* Stored data
START

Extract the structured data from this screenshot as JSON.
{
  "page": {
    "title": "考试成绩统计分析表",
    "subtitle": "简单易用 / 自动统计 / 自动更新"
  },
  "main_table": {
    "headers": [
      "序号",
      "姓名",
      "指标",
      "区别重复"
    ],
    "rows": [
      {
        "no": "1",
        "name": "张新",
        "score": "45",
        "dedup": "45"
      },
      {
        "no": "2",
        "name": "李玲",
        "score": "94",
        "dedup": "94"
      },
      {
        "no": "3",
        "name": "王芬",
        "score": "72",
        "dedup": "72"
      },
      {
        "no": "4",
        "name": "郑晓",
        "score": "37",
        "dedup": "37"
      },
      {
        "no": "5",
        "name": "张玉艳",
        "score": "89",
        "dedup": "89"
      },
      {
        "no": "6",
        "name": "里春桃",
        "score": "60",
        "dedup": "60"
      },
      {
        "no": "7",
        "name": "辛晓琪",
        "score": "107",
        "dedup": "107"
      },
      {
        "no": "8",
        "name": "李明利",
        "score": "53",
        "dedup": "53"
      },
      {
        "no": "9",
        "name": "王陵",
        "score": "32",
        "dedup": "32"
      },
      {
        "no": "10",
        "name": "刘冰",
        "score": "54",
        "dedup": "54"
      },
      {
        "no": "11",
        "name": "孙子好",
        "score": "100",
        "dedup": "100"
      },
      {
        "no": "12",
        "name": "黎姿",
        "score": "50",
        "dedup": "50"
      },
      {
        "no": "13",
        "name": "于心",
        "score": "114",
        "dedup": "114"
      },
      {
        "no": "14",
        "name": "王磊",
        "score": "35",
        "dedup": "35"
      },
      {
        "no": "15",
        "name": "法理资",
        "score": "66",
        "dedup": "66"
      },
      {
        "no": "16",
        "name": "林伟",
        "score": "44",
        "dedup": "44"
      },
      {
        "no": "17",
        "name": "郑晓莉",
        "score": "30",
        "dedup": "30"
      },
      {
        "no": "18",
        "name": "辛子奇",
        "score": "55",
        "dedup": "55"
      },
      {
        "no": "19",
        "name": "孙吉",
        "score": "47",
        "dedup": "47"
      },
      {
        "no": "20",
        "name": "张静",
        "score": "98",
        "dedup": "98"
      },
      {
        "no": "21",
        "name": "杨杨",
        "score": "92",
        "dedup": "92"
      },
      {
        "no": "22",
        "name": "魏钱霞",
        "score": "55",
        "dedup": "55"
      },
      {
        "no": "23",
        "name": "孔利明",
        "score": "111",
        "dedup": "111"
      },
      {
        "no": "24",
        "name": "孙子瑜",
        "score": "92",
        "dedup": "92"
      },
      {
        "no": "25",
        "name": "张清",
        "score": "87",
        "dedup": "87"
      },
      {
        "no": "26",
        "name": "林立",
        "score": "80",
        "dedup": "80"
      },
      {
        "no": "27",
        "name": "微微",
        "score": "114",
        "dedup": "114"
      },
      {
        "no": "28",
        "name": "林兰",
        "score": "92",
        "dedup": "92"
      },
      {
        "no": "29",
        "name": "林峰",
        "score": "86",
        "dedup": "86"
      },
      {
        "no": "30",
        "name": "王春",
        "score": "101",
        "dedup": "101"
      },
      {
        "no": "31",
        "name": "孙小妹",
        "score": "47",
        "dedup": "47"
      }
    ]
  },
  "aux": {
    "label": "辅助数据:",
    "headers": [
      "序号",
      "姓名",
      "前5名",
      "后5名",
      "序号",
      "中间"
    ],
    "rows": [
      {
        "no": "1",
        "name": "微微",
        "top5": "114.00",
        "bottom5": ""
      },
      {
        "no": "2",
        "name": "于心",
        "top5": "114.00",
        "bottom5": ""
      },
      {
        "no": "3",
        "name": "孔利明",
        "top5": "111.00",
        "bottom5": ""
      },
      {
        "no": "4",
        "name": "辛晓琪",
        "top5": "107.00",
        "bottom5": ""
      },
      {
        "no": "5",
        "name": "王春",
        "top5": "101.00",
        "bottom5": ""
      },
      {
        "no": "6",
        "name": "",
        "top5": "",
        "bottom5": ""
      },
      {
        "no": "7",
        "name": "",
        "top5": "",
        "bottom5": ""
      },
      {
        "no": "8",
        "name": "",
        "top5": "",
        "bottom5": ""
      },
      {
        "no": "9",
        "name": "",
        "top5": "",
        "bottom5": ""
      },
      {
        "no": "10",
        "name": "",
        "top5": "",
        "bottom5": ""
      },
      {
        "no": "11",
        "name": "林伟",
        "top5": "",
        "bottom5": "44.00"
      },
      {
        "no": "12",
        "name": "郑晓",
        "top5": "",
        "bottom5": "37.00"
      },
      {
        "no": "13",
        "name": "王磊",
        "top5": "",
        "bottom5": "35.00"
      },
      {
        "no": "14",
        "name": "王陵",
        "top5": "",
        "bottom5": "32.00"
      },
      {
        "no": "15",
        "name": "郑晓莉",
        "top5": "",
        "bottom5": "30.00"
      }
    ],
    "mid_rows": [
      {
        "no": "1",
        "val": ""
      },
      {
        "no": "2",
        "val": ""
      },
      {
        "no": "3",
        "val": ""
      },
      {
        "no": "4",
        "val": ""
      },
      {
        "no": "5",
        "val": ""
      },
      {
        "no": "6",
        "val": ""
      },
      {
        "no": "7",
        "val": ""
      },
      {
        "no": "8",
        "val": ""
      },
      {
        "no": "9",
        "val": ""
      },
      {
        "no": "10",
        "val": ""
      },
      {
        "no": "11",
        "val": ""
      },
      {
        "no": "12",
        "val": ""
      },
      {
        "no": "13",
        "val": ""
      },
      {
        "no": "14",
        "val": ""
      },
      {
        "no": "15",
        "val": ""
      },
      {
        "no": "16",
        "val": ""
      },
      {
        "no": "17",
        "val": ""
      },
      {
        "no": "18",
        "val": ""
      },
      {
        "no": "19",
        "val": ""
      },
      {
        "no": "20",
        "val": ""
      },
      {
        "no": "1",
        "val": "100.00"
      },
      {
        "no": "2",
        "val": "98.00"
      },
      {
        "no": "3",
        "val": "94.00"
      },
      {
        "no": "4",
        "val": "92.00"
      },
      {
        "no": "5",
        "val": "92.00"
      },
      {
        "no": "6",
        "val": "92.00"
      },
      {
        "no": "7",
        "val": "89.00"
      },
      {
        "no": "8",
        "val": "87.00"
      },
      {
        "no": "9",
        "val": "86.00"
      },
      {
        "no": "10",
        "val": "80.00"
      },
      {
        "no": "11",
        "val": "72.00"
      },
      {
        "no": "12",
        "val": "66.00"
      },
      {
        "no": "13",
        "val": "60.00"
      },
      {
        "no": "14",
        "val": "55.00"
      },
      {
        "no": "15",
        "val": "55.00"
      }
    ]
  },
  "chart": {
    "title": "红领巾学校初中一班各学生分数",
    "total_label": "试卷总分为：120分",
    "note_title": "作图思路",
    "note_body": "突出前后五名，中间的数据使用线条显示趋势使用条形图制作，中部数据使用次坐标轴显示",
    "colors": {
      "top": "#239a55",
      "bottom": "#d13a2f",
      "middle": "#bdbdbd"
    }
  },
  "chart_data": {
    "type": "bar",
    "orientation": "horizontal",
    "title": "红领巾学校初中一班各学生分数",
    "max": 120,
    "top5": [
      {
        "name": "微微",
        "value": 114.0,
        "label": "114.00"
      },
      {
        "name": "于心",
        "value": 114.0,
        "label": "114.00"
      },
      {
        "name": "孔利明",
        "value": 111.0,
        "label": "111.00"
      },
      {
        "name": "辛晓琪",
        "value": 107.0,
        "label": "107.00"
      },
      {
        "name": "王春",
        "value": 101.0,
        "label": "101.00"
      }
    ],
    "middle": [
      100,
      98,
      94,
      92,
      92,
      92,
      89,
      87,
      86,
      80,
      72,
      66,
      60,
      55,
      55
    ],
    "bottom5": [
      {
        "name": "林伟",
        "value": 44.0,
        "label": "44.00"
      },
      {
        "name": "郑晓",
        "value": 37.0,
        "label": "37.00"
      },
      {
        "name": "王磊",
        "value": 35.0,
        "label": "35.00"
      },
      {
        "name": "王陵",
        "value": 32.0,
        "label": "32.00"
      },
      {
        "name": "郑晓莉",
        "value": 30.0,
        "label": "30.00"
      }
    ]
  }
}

END

State how many lines in the entries above include the word "value"; reply with the number alone.

10